----- EXTRACTED ENTRIES -----

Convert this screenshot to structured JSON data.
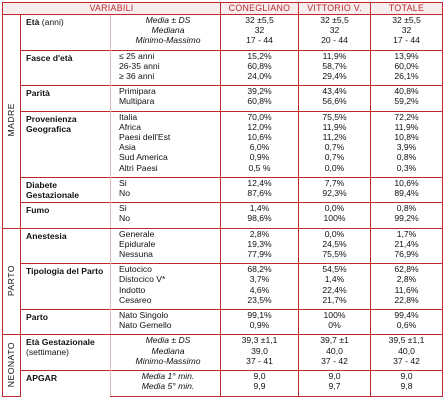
{
  "header": {
    "columns": [
      "VARIABILI",
      "CONEGLIANO",
      "VITTORIO V.",
      "TOTALE"
    ]
  },
  "sections": [
    {
      "label": "MADRE",
      "groups": [
        {
          "label": "Età",
          "note": "(anni)",
          "italic_labels": true,
          "rows": [
            {
              "label": "Media ± DS",
              "values": [
                "32 ±5,5",
                "32 ±5,5",
                "32 ±5,5"
              ]
            },
            {
              "label": "Mediana",
              "values": [
                "32",
                "32",
                "32"
              ]
            },
            {
              "label": "Minimo-Massimo",
              "values": [
                "17 - 44",
                "20 - 44",
                "17 - 44"
              ]
            }
          ]
        },
        {
          "label": "Fasce d'età",
          "rows": [
            {
              "label": "≤ 25 anni",
              "values": [
                "15,2%",
                "11,9%",
                "13,9%"
              ]
            },
            {
              "label": "26-35 anni",
              "values": [
                "60,8%",
                "58,7%",
                "60,0%"
              ]
            },
            {
              "label": "≥ 36 anni",
              "values": [
                "24,0%",
                "29,4%",
                "26,1%"
              ]
            }
          ]
        },
        {
          "label": "Parità",
          "rows": [
            {
              "label": "Primipara",
              "values": [
                "39,2%",
                "43,4%",
                "40,8%"
              ]
            },
            {
              "label": "Multipara",
              "values": [
                "60,8%",
                "56,6%",
                "59,2%"
              ]
            }
          ]
        },
        {
          "label": "Provenienza Geografica",
          "rows": [
            {
              "label": "Italia",
              "values": [
                "70,0%",
                "75,5%",
                "72,2%"
              ]
            },
            {
              "label": "Africa",
              "values": [
                "12,0%",
                "11,9%",
                "11,9%"
              ]
            },
            {
              "label": "Paesi dell'Est",
              "values": [
                "10,6%",
                "11,2%",
                "10,8%"
              ]
            },
            {
              "label": "Asia",
              "values": [
                "6,0%",
                "0,7%",
                "3,9%"
              ]
            },
            {
              "label": "Sud America",
              "values": [
                "0,9%",
                "0,7%",
                "0,8%"
              ]
            },
            {
              "label": "Altri Paesi",
              "values": [
                "0,5 %",
                "0,0%",
                "0,3%"
              ]
            }
          ]
        },
        {
          "label": "Diabete Gestazionale",
          "rows": [
            {
              "label": "Si",
              "values": [
                "12,4%",
                "7,7%",
                "10,6%"
              ]
            },
            {
              "label": "No",
              "values": [
                "87,6%",
                "92,3%",
                "89,4%"
              ]
            }
          ]
        },
        {
          "label": "Fumo",
          "rows": [
            {
              "label": "Si",
              "values": [
                "1,4%",
                "0,0%",
                "0,8%"
              ]
            },
            {
              "label": "No",
              "values": [
                "98,6%",
                "100%",
                "99,2%"
              ]
            }
          ]
        }
      ]
    },
    {
      "label": "PARTO",
      "groups": [
        {
          "label": "Anestesia",
          "rows": [
            {
              "label": "Generale",
              "values": [
                "2,8%",
                "0,0%",
                "1,7%"
              ]
            },
            {
              "label": "Epidurale",
              "values": [
                "19,3%",
                "24,5%",
                "21,4%"
              ]
            },
            {
              "label": "Nessuna",
              "values": [
                "77,9%",
                "75,5%",
                "76,9%"
              ]
            }
          ]
        },
        {
          "label": "Tipologia del Parto",
          "rows": [
            {
              "label": "Eutocico",
              "values": [
                "68,2%",
                "54,5%",
                "62,8%"
              ]
            },
            {
              "label": "Distocico V*",
              "values": [
                "3,7%",
                "1,4%",
                "2,8%"
              ]
            },
            {
              "label": "Indotto",
              "values": [
                "4,6%",
                "22,4%",
                "11,6%"
              ]
            },
            {
              "label": "Cesareo",
              "values": [
                "23,5%",
                "21,7%",
                "22,8%"
              ]
            }
          ]
        },
        {
          "label": "Parto",
          "rows": [
            {
              "label": "Nato Singolo",
              "values": [
                "99,1%",
                "100%",
                "99,4%"
              ]
            },
            {
              "label": "Nato Gemello",
              "values": [
                "0,9%",
                "0%",
                "0,6%"
              ]
            }
          ]
        }
      ]
    },
    {
      "label": "NEONATO",
      "groups": [
        {
          "label": "Età Gestazionale",
          "note": "(settimane)",
          "italic_labels": true,
          "rows": [
            {
              "label": "Media ± DS",
              "values": [
                "39,3 ±1,1",
                "39,7 ±1",
                "39,5 ±1,1"
              ]
            },
            {
              "label": "Mediana",
              "values": [
                "39,0",
                "40,0",
                "40,0"
              ]
            },
            {
              "label": "Minimo-Massimo",
              "values": [
                "37 - 41",
                "37 - 42",
                "37 - 42"
              ]
            }
          ]
        },
        {
          "label": "APGAR",
          "italic_labels": true,
          "rows": [
            {
              "label": "Media 1° min.",
              "values": [
                "9,0",
                "9,0",
                "9,0"
              ]
            },
            {
              "label": "Media 5° min.",
              "values": [
                "9,9",
                "9,7",
                "9,8"
              ]
            }
          ]
        }
      ]
    }
  ]
}
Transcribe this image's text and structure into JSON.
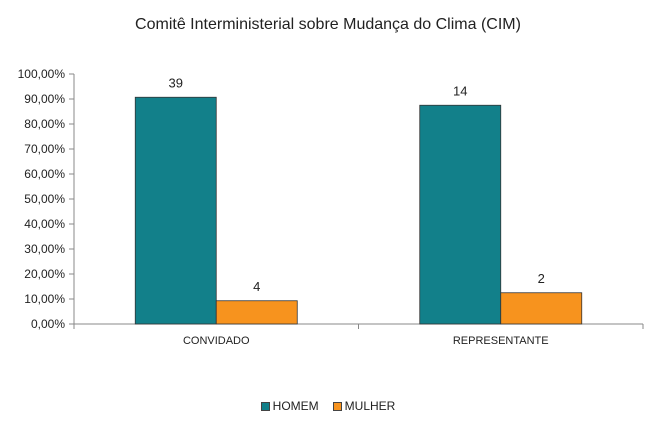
{
  "chart_data": {
    "type": "bar",
    "title": "Comitê Interministerial sobre Mudança do Clima (CIM)",
    "xlabel": "",
    "ylabel": "",
    "categories": [
      "CONVIDADO",
      "REPRESENTANTE"
    ],
    "series": [
      {
        "name": "HOMEM",
        "color": "#12808A",
        "values": [
          0.907,
          0.875
        ],
        "labels": [
          "39",
          "14"
        ]
      },
      {
        "name": "MULHER",
        "color": "#F7931E",
        "values": [
          0.093,
          0.125
        ],
        "labels": [
          "4",
          "2"
        ]
      }
    ],
    "ylim": [
      0,
      1
    ],
    "yticks": [
      "0,00%",
      "10,00%",
      "20,00%",
      "30,00%",
      "40,00%",
      "50,00%",
      "60,00%",
      "70,00%",
      "80,00%",
      "90,00%",
      "100,00%"
    ],
    "grid": false,
    "legend_position": "bottom"
  }
}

-----

## SET EXERCISE:
Starting at the line that contains "Transcribe this image's", please write out every line to the end of the entries, inclusive, copied exactly and with pictures omitted.

## THE ANSWER:
Transcribe this image's text and structure into JSON.
{
  "chart_data": {
    "type": "bar",
    "title": "Comitê Interministerial sobre Mudança do Clima (CIM)",
    "xlabel": "",
    "ylabel": "",
    "categories": [
      "CONVIDADO",
      "REPRESENTANTE"
    ],
    "series": [
      {
        "name": "HOMEM",
        "color": "#12808A",
        "values": [
          0.907,
          0.875
        ],
        "labels": [
          "39",
          "14"
        ]
      },
      {
        "name": "MULHER",
        "color": "#F7931E",
        "values": [
          0.093,
          0.125
        ],
        "labels": [
          "4",
          "2"
        ]
      }
    ],
    "ylim": [
      0,
      1
    ],
    "yticks": [
      "0,00%",
      "10,00%",
      "20,00%",
      "30,00%",
      "40,00%",
      "50,00%",
      "60,00%",
      "70,00%",
      "80,00%",
      "90,00%",
      "100,00%"
    ],
    "grid": false,
    "legend_position": "bottom"
  }
}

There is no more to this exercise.